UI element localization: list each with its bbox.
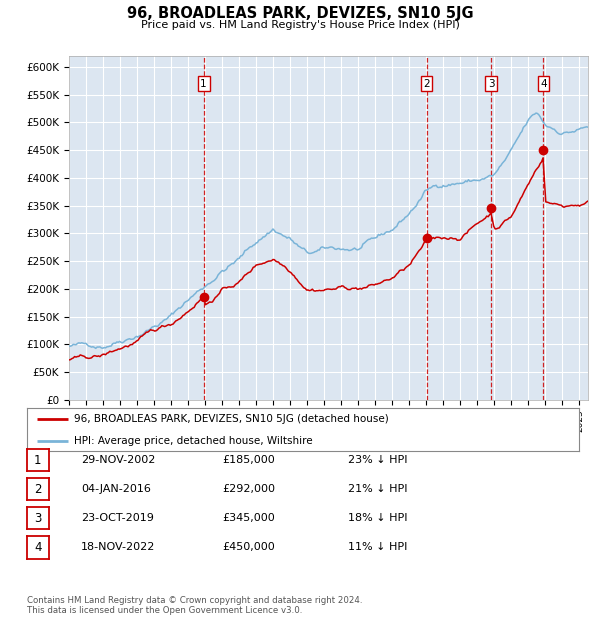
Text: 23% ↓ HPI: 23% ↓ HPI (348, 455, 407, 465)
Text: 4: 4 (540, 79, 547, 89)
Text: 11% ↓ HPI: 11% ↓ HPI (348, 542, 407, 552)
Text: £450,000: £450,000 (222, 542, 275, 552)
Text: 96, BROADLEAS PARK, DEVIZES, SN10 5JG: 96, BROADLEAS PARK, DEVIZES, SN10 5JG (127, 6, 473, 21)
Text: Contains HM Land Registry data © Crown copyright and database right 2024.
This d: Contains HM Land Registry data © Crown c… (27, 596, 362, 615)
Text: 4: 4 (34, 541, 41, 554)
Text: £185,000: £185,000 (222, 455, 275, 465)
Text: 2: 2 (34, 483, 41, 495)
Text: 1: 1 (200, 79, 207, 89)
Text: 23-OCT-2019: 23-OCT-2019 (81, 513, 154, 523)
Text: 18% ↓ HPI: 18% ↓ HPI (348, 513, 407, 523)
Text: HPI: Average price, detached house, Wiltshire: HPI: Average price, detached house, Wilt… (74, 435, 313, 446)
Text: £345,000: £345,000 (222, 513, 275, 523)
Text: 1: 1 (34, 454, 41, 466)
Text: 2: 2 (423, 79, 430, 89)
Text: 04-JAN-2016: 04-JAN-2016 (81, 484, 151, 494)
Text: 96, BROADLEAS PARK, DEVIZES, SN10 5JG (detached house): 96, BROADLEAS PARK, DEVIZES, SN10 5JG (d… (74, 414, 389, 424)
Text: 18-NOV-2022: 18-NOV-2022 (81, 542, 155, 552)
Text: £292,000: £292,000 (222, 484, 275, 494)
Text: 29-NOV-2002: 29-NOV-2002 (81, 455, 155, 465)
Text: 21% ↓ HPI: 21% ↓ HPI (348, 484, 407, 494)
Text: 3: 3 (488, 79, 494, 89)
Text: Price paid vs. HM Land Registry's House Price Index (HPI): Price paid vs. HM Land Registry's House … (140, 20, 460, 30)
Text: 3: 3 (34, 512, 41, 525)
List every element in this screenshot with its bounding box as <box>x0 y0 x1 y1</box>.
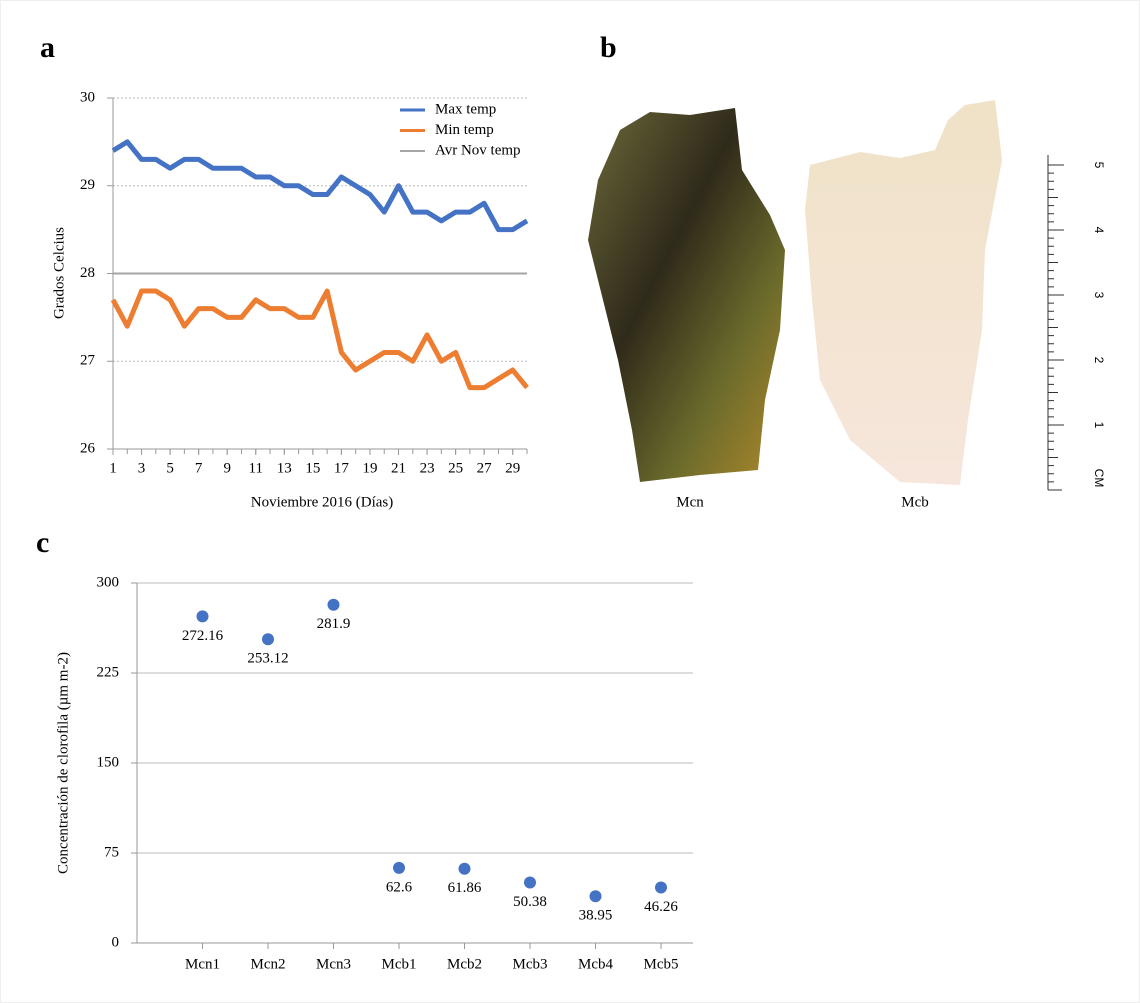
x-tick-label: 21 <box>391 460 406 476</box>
......
Task prompt - Turn the data lines between the line containing "Text: 23% ↓" and the line containing "Text: 2: 2 (423, 79, 430, 89)", inclusive, into a Markdown table with the columns Row and Line, leaving out any blank lines.

Solution -
| Row | Line |
|---|---|
| 1 | Text: 23% ↓ HPI: 23% ↓ HPI (348, 455, 407, 465) |
| 2 | Text: 4: 4 (540, 79, 547, 89) |
| 3 | Text: 11% ↓ HPI: 11% ↓ HPI (348, 542, 407, 552) |
| 4 | Text: £450,000: £450,000 (222, 542, 275, 552) |
| 5 | Text: 96, BROADLEAS PARK, DEVIZES, SN10 5JG: 96, BROADLEAS PARK, DEVIZES, SN10 5JG (127, 6, 473, 21) |
| 6 | Text: Contains HM Land Registry data © Crown copyright and database right 2024. |
| 7 | This d: Contains HM Land Registry data © Crown c… (27, 596, 362, 615) |
| 8 | Text: 4: 4 (34, 541, 41, 554) |
| 9 | Text: £185,000: £185,000 (222, 455, 275, 465) |
| 10 | Text: 2: 2 (34, 483, 41, 495) |
| 11 | Text: 1: 1 (200, 79, 207, 89) |
| 12 | Text: 23-OCT-2019: 23-OCT-2019 (81, 513, 154, 523) |
| 13 | Text: 18% ↓ HPI: 18% ↓ HPI (348, 513, 407, 523) |
| 14 | Text: HPI: Average price, detached house, Wiltshire: HPI: Average price, detached house, Wilt… (74, 435, 313, 446) |
| 15 | Text: £345,000: £345,000 (222, 513, 275, 523) |
| 16 | Text: 1: 1 (34, 454, 41, 466) |
| 17 | Text: 2: 2 (423, 79, 430, 89) |